# GOAL OF THE EXERCISE
Tally the lines in the records underneath that contain the string "this", and state the figure by itself.

-- BEGIN --

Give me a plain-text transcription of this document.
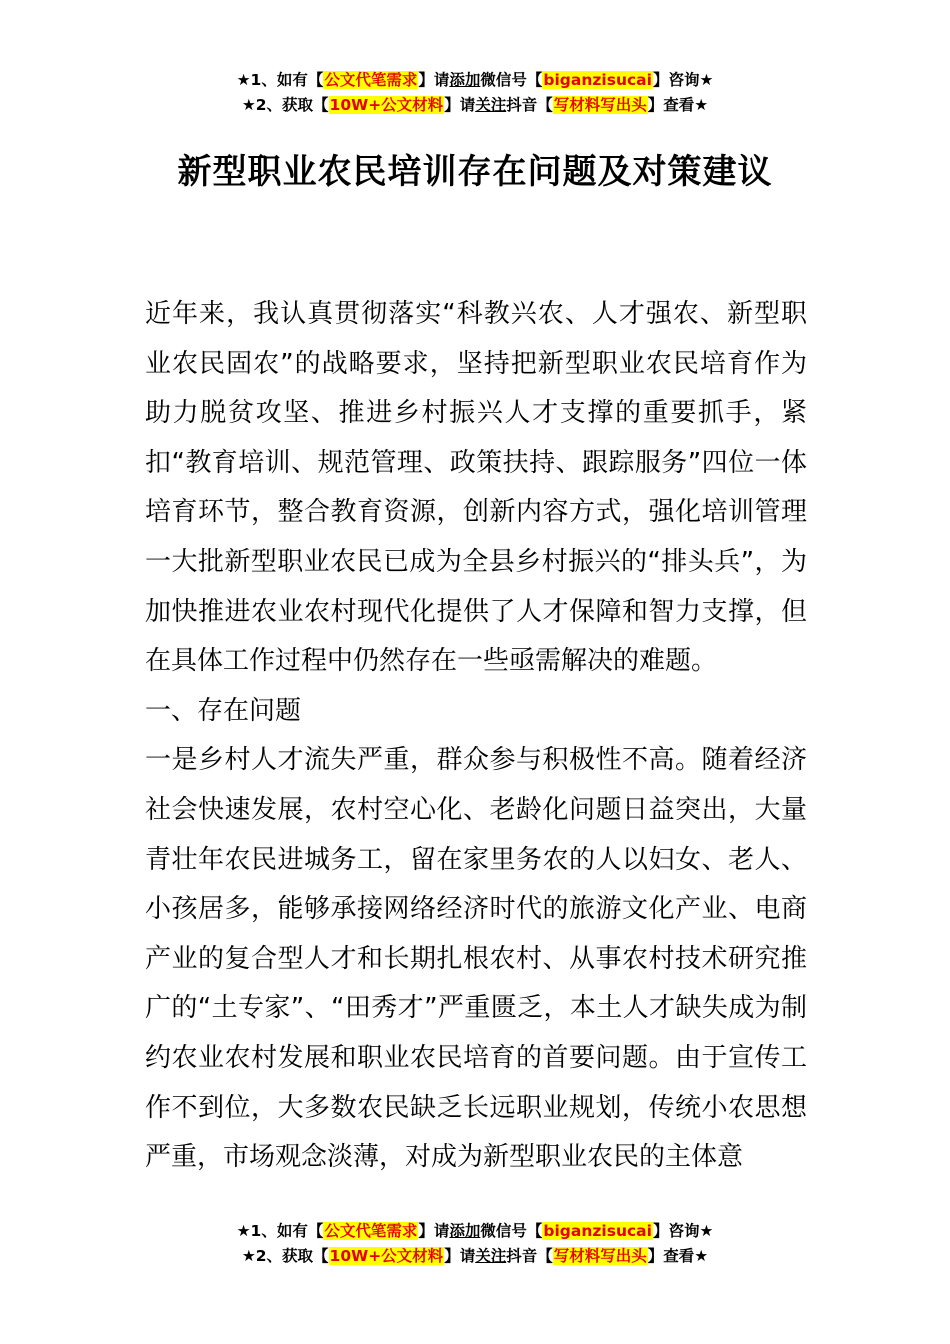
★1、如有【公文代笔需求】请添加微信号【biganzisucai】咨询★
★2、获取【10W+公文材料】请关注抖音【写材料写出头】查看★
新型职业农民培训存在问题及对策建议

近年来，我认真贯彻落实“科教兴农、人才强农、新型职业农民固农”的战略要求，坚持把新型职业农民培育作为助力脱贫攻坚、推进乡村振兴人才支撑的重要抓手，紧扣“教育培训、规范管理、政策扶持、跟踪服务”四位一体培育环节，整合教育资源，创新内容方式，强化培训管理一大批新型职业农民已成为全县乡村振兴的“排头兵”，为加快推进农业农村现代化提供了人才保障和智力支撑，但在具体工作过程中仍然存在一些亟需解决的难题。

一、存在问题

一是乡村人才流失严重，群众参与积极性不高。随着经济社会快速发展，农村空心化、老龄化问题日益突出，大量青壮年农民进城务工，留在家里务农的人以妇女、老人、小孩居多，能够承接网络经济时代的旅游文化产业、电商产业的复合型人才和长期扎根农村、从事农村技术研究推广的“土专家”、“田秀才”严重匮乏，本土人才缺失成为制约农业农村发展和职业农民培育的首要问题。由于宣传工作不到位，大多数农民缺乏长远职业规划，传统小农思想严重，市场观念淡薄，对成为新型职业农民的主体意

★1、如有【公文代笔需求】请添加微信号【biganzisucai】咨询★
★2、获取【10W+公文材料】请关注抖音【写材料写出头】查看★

-- END --
-- BEGIN --

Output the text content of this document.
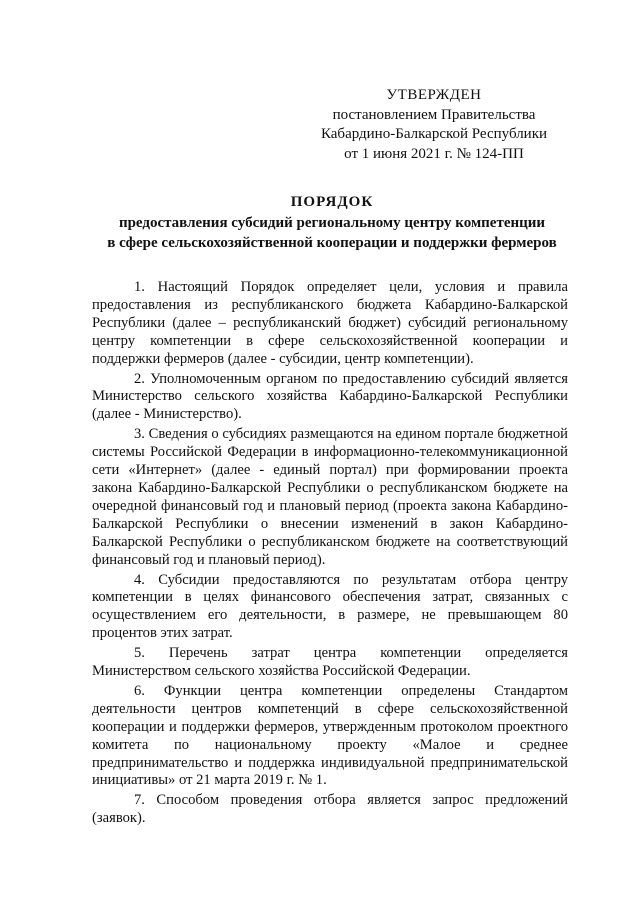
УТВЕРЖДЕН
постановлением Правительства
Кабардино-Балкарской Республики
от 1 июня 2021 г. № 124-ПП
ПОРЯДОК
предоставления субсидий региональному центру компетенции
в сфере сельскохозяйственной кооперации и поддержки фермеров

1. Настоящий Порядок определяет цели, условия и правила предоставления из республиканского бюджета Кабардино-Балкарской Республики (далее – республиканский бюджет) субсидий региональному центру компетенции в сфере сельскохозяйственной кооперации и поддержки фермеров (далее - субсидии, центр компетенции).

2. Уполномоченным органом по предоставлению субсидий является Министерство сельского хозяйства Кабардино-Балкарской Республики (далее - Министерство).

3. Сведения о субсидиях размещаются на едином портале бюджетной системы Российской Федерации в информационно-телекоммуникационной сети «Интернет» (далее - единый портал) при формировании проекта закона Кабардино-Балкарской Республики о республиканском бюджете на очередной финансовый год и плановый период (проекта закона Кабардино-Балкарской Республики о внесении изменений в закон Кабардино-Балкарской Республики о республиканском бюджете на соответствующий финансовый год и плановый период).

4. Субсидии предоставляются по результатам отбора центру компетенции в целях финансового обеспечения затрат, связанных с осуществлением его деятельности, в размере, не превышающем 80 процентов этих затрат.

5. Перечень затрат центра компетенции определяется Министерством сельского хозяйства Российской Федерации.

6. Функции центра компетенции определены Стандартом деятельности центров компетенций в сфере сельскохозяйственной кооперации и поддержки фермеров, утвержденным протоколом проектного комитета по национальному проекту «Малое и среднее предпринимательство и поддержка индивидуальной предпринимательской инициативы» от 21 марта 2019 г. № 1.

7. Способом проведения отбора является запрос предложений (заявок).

-- END --

# TASK ANSWER
2